Repeat the material exactly, every line of it.

* BEGIN Supplied material *

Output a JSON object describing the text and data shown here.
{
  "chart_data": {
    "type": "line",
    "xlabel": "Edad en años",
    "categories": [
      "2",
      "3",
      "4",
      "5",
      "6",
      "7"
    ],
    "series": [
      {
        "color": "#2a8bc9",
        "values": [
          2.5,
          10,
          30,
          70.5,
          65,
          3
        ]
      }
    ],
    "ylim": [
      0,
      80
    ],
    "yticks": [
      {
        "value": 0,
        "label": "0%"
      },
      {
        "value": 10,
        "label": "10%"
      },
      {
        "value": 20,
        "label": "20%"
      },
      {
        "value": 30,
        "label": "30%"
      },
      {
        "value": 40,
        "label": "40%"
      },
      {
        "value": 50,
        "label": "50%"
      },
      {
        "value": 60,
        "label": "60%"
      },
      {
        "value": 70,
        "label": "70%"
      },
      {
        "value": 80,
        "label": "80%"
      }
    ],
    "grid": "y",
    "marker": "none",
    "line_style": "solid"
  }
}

* END Supplied material *

** Solution to the exercise **
Output a JSON object describing the text and data shown here.
{
  "chart_data": {
    "type": "line",
    "xlabel": "Edad en años",
    "categories": [
      "2",
      "3",
      "4",
      "5",
      "6",
      "7"
    ],
    "series": [
      {
        "color": "#2a8bc9",
        "values": [
          2.5,
          10,
          30,
          70.5,
          65,
          3
        ]
      }
    ],
    "ylim": [
      0,
      80
    ],
    "yticks": [
      {
        "value": 0,
        "label": "0%"
      },
      {
        "value": 10,
        "label": "10%"
      },
      {
        "value": 20,
        "label": "20%"
      },
      {
        "value": 30,
        "label": "30%"
      },
      {
        "value": 40,
        "label": "40%"
      },
      {
        "value": 50,
        "label": "50%"
      },
      {
        "value": 60,
        "label": "60%"
      },
      {
        "value": 70,
        "label": "70%"
      },
      {
        "value": 80,
        "label": "80%"
      }
    ],
    "grid": "y",
    "marker": "none",
    "line_style": "solid"
  }
}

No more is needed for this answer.